The Top Five Mistakes to Avoid When Buying a Business
Buying companies really is the most fun you can have with your clothes on! Well, at least if you’re in business or an entrepreneur.
People I talk to are usually quite intrigued to learn more about the process. Naturally, however, they often also say that it must be very risky. My reply is usually something along the lines of, “In life and in business there is no such thing as a risk free existence – we could all walk under a bus tomorrow!”
Having said that, any sensible person would take steps to mitigate risk and try to make sure that acquiring a business is a successful exercise. So, I offer these five points based on my own mistakes and experience.
It was Oscar Wilde who said, “Experience is the name we give to our mistakes” and it’s my belief that you only grow as a person through making mistakes.
That said, if I can help you avoid these bad boys then some of my work is done!
So here’s my top five:
- Do not neglect to build rapport with the seller. Not only for the deal to be successful but also for the deal to endure after completion it’s really important that you build strong relationships with sellers. Sometimes, both before and after completion, problems will crop up and without a good relationship you’ll struggle to resolve them.
- Never try to be clever or a winner in the deal. Over the years that I’ve been doing deals I’ve met lots of sellers and advisors who believe that your sole objective is to rip them off. Patient negotiation and the application of sound principles (like ours) will solve that problem.
- Never get caught up in the emotion of the deal. This is not easy to avoid, not least because of the time and effort you will naturally put into getting a deal completed. But certainly, in the early stages, remember that the deal of the century will come along next week.
- Make sure your numbers stack up. This sounds obvious but believe me, this can become a schoolboy error of serious proportions. Unless you have a thorough financial modelling or forecasting system, you simply won’t have a clear idea of what your acquisition will look like after you complete. Fail to prepare, prepare to fail!
- Don’t outsource the Due Diligence. Sometimes there is either an expectation or an inclination to ask your lawyer and external advisers to run the Due Diligence process. This is not wise for two reasons; firstly, you’re the buyer not your advisers so you need to know what’s under the bonnet of your target. Secondly, you’ll save a ton of money!

### Actions to take
1) Repeat word for word the passage of the article on buying a business that opens with the words containing "Having said that, any" and closes with "work is done!".
2) In the article on buying a business, who is quoted as saying that experience is the name we give to our mistakes?
The material has no connection to the article on buying a business.

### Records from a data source

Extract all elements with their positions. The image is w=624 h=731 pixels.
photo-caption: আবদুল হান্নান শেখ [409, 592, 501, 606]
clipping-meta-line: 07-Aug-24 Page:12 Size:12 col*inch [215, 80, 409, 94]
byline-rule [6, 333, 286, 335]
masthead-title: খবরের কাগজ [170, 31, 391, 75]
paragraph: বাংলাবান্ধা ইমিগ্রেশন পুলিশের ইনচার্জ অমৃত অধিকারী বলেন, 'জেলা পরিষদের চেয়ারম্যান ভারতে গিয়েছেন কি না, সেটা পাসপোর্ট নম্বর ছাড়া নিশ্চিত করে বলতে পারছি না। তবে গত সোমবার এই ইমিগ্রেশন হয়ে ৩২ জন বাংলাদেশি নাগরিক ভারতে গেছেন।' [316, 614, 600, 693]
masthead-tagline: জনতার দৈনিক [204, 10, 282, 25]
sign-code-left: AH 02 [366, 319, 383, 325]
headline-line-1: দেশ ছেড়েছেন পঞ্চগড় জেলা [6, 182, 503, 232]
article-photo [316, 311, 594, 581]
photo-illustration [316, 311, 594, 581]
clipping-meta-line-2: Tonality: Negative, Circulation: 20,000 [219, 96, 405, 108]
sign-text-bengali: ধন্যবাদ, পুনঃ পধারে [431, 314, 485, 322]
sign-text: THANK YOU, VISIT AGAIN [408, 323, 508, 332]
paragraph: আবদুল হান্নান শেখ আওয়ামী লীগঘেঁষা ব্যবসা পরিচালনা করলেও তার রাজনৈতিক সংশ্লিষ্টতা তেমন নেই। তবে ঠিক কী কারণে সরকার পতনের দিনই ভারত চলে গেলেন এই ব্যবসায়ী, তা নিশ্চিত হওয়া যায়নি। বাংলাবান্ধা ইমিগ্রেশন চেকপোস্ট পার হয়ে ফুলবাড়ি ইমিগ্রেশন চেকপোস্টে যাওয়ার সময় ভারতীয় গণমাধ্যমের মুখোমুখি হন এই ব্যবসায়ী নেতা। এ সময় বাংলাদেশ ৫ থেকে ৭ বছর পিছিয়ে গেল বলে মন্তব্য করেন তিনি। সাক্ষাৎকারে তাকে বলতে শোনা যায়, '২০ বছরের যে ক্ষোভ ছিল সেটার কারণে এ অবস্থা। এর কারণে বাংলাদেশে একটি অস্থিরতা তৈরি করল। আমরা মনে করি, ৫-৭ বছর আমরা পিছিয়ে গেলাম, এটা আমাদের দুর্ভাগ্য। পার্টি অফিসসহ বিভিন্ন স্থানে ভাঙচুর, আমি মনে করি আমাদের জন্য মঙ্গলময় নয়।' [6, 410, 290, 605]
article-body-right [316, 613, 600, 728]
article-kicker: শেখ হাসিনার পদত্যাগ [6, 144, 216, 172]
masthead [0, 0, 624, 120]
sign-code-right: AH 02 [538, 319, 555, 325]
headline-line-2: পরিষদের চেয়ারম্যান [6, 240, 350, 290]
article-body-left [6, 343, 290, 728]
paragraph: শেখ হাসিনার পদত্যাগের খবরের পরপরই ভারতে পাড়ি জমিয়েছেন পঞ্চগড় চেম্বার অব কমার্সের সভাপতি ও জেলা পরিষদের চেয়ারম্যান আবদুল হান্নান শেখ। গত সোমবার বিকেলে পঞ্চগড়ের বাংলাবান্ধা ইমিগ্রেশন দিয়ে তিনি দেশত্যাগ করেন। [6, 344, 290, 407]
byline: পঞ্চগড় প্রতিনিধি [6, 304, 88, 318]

### Task-by-task results
1)
Having said that, any sensible person would take steps to mitigate risk and try to make sure that acquiring a business is a successful exercise. So, I offer these five points based on my own mistakes and experience.
It was Oscar Wilde who said, “Experience is the name we give to our mistakes” and it’s my belief that you only grow as a person through making mistakes.
That said, if I can help you avoid these bad boys then some of my work is done!

2) Oscar Wilde